* START Supplied information *

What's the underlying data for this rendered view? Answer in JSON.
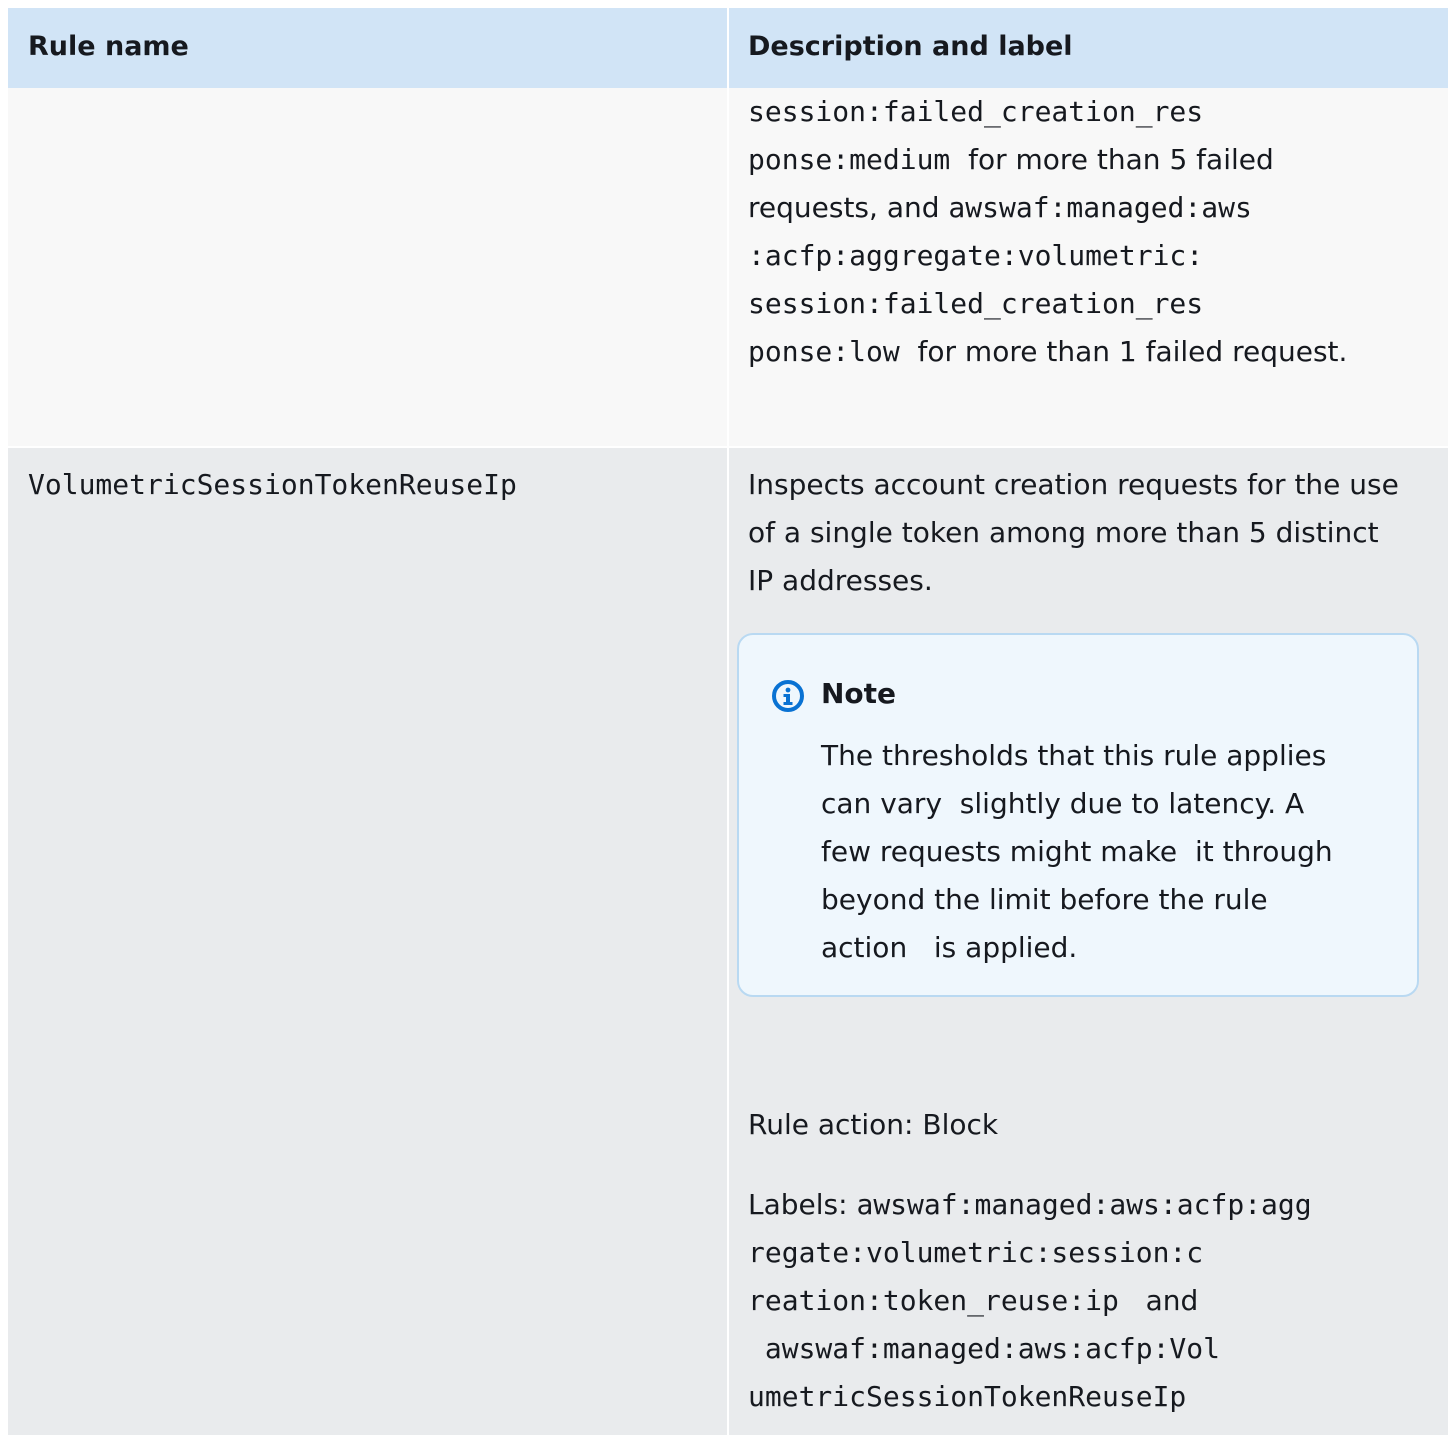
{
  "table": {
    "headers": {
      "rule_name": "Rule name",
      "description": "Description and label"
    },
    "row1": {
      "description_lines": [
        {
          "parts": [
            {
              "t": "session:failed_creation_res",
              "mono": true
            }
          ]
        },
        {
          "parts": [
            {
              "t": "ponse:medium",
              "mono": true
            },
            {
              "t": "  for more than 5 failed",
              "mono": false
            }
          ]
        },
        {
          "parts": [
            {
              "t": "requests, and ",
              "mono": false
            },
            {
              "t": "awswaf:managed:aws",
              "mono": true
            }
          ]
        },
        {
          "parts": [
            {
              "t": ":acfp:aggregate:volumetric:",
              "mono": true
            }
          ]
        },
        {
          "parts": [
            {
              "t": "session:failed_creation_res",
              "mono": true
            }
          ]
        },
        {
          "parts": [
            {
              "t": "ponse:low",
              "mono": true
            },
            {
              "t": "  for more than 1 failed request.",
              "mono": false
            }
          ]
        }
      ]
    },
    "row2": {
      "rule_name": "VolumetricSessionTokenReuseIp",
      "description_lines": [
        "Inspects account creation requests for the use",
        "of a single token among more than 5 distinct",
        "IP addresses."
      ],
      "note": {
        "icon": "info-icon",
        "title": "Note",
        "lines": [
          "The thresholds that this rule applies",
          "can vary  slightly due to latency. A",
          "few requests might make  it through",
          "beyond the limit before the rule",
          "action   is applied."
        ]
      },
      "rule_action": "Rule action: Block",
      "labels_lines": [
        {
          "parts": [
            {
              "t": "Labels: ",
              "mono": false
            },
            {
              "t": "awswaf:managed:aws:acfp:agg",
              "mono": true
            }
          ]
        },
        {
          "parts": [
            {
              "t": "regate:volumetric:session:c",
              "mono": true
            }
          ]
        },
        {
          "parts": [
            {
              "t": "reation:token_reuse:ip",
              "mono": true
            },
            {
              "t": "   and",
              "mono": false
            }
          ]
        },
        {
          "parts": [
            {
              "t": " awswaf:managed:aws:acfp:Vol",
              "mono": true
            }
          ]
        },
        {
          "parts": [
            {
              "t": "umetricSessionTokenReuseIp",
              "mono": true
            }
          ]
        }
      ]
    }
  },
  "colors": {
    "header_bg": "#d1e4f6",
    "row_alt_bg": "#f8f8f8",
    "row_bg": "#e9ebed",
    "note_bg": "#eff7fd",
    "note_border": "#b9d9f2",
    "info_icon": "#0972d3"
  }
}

* END Supplied information *

Identify each line containing the string "than" and copy it out.

◆ Solution for this problem ◆
              "t": "  for more than 5 failed",
              "t": "  for more than 1 failed request.",
        "of a single token among more than 5 distinct",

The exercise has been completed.